-- START OF RECORDS PROVIDED --

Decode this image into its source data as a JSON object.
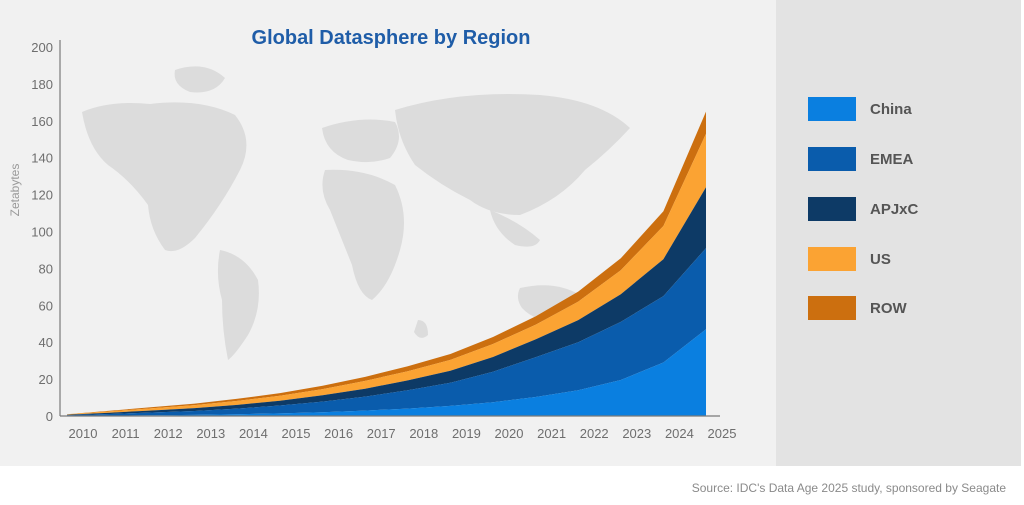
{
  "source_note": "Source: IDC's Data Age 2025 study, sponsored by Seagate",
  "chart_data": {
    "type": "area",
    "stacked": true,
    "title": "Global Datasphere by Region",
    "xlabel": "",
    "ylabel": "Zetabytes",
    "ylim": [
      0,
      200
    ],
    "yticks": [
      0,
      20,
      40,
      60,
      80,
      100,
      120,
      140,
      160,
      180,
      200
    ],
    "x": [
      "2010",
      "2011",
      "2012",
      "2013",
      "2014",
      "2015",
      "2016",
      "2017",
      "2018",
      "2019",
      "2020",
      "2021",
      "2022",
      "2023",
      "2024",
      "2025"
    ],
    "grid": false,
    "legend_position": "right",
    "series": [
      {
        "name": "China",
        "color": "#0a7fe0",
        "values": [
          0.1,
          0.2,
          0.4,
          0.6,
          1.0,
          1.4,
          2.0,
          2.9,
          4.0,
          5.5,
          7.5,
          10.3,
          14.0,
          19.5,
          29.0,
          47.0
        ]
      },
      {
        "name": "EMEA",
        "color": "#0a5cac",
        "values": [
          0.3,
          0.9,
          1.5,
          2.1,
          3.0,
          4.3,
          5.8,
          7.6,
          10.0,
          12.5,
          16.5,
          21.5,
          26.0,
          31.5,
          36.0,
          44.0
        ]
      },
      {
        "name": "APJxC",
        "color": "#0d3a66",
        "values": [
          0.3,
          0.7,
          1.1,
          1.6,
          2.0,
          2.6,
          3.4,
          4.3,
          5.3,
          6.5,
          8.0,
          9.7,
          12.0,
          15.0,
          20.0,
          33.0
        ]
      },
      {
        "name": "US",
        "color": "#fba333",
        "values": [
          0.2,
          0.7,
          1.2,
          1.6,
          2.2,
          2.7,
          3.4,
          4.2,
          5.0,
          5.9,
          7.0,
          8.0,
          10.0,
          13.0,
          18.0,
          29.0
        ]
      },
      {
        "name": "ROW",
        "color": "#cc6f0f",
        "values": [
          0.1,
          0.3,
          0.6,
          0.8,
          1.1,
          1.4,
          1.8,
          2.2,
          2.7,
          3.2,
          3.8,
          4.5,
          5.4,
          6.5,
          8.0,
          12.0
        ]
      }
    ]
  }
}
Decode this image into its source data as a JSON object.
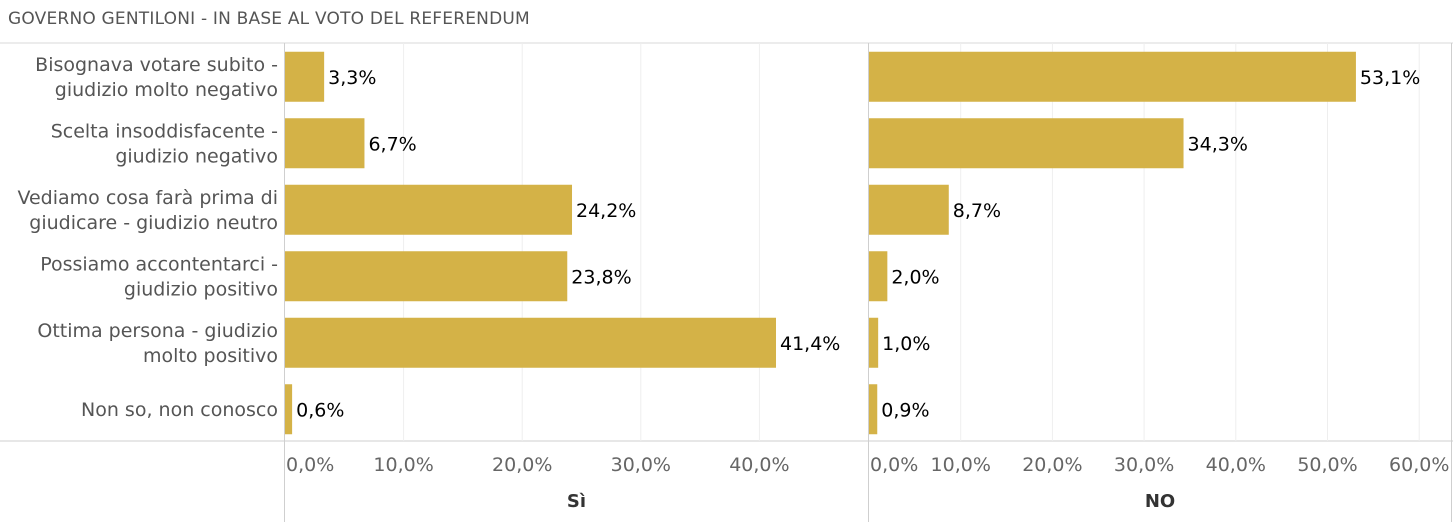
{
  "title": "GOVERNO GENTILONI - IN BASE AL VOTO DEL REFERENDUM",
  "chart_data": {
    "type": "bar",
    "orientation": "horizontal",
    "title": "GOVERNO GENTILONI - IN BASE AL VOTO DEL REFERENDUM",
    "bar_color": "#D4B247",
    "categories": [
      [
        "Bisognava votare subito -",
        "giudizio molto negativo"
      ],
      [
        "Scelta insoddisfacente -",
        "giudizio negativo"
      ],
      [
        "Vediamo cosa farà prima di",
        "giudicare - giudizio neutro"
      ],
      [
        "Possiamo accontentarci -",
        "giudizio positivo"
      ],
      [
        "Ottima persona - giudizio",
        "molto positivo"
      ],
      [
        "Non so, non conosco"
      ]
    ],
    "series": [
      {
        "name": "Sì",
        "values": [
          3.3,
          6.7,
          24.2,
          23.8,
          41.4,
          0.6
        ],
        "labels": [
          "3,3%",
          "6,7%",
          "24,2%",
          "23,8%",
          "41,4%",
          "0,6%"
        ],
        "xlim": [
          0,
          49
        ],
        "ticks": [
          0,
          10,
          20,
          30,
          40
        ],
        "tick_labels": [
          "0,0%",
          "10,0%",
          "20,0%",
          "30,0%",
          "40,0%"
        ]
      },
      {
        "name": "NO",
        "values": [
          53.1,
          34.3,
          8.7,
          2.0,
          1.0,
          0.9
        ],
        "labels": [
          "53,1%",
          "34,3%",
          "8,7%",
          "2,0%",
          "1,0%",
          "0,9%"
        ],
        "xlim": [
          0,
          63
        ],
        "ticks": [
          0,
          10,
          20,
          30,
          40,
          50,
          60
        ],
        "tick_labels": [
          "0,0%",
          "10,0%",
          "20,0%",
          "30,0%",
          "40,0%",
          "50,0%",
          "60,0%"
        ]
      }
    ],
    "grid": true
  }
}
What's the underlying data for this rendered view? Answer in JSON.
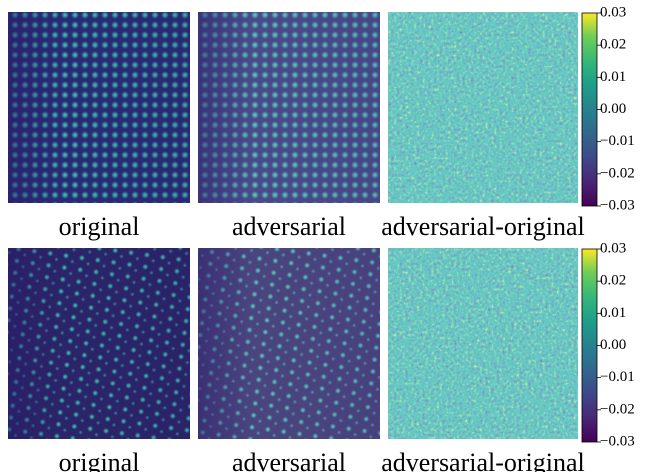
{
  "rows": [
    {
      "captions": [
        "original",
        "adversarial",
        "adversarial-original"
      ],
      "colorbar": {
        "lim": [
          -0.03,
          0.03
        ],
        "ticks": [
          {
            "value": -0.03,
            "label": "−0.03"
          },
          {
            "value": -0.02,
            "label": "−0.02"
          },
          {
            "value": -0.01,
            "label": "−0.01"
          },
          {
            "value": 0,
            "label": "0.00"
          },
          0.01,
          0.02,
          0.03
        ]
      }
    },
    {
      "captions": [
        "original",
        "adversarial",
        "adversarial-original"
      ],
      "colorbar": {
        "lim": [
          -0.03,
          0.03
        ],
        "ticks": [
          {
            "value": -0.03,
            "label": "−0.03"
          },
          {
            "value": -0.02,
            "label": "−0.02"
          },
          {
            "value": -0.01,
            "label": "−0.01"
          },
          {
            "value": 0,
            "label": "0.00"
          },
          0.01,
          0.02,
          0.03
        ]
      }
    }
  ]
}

-- END OF RECORDS PROVIDED --

> **WHAT THIS TASK INVOLVES**: Without including any pictures, output all the entries above exactly.

> **SOLVED EXERCISE**:
Decode this image into its source data as a JSON object.
{
  "source_note": "Source: IDC's Data Age 2025 study, sponsored by Seagate",
  "chart_data": {
    "type": "area",
    "stacked": true,
    "title": "Global Datasphere by Region",
    "xlabel": "",
    "ylabel": "Zetabytes",
    "ylim": [
      0,
      200
    ],
    "yticks": [
      0,
      20,
      40,
      60,
      80,
      100,
      120,
      140,
      160,
      180,
      200
    ],
    "x": [
      "2010",
      "2011",
      "2012",
      "2013",
      "2014",
      "2015",
      "2016",
      "2017",
      "2018",
      "2019",
      "2020",
      "2021",
      "2022",
      "2023",
      "2024",
      "2025"
    ],
    "grid": false,
    "legend_position": "right",
    "series": [
      {
        "name": "China",
        "color": "#0a7fe0",
        "values": [
          0.1,
          0.2,
          0.4,
          0.6,
          1.0,
          1.4,
          2.0,
          2.9,
          4.0,
          5.5,
          7.5,
          10.3,
          14.0,
          19.5,
          29.0,
          47.0
        ]
      },
      {
        "name": "EMEA",
        "color": "#0a5cac",
        "values": [
          0.3,
          0.9,
          1.5,
          2.1,
          3.0,
          4.3,
          5.8,
          7.6,
          10.0,
          12.5,
          16.5,
          21.5,
          26.0,
          31.5,
          36.0,
          44.0
        ]
      },
      {
        "name": "APJxC",
        "color": "#0d3a66",
        "values": [
          0.3,
          0.7,
          1.1,
          1.6,
          2.0,
          2.6,
          3.4,
          4.3,
          5.3,
          6.5,
          8.0,
          9.7,
          12.0,
          15.0,
          20.0,
          33.0
        ]
      },
      {
        "name": "US",
        "color": "#fba333",
        "values": [
          0.2,
          0.7,
          1.2,
          1.6,
          2.2,
          2.7,
          3.4,
          4.2,
          5.0,
          5.9,
          7.0,
          8.0,
          10.0,
          13.0,
          18.0,
          29.0
        ]
      },
      {
        "name": "ROW",
        "color": "#cc6f0f",
        "values": [
          0.1,
          0.3,
          0.6,
          0.8,
          1.1,
          1.4,
          1.8,
          2.2,
          2.7,
          3.2,
          3.8,
          4.5,
          5.4,
          6.5,
          8.0,
          12.0
        ]
      }
    ]
  }
}
Decode this image into its source data as a JSON object.
{
  "title": "GOVERNO GENTILONI - IN BASE AL VOTO DEL REFERENDUM",
  "chart_data": {
    "type": "bar",
    "orientation": "horizontal",
    "title": "GOVERNO GENTILONI - IN BASE AL VOTO DEL REFERENDUM",
    "bar_color": "#D4B247",
    "categories": [
      [
        "Bisognava votare subito -",
        "giudizio molto negativo"
      ],
      [
        "Scelta insoddisfacente -",
        "giudizio negativo"
      ],
      [
        "Vediamo cosa farà prima di",
        "giudicare - giudizio neutro"
      ],
      [
        "Possiamo accontentarci -",
        "giudizio positivo"
      ],
      [
        "Ottima persona - giudizio",
        "molto positivo"
      ],
      [
        "Non so, non conosco"
      ]
    ],
    "series": [
      {
        "name": "Sì",
        "values": [
          3.3,
          6.7,
          24.2,
          23.8,
          41.4,
          0.6
        ],
        "labels": [
          "3,3%",
          "6,7%",
          "24,2%",
          "23,8%",
          "41,4%",
          "0,6%"
        ],
        "xlim": [
          0,
          49
        ],
        "ticks": [
          0,
          10,
          20,
          30,
          40
        ],
        "tick_labels": [
          "0,0%",
          "10,0%",
          "20,0%",
          "30,0%",
          "40,0%"
        ]
      },
      {
        "name": "NO",
        "values": [
          53.1,
          34.3,
          8.7,
          2.0,
          1.0,
          0.9
        ],
        "labels": [
          "53,1%",
          "34,3%",
          "8,7%",
          "2,0%",
          "1,0%",
          "0,9%"
        ],
        "xlim": [
          0,
          63
        ],
        "ticks": [
          0,
          10,
          20,
          30,
          40,
          50,
          60
        ],
        "tick_labels": [
          "0,0%",
          "10,0%",
          "20,0%",
          "30,0%",
          "40,0%",
          "50,0%",
          "60,0%"
        ]
      }
    ],
    "grid": true
  }
}
What's the underlying data for this rendered view? Answer in JSON.
{
  "rows": [
    {
      "captions": [
        "original",
        "adversarial",
        "adversarial-original"
      ],
      "colorbar": {
        "lim": [
          -0.03,
          0.03
        ],
        "ticks": [
          {
            "value": -0.03,
            "label": "−0.03"
          },
          {
            "value": -0.02,
            "label": "−0.02"
          },
          {
            "value": -0.01,
            "label": "−0.01"
          },
          {
            "value": 0,
            "label": "0.00"
          },
          0.01,
          0.02,
          0.03
        ]
      }
    },
    {
      "captions": [
        "original",
        "adversarial",
        "adversarial-original"
      ],
      "colorbar": {
        "lim": [
          -0.03,
          0.03
        ],
        "ticks": [
          {
            "value": -0.03,
            "label": "−0.03"
          },
          {
            "value": -0.02,
            "label": "−0.02"
          },
          {
            "value": -0.01,
            "label": "−0.01"
          },
          {
            "value": 0,
            "label": "0.00"
          },
          0.01,
          0.02,
          0.03
        ]
      }
    }
  ]
}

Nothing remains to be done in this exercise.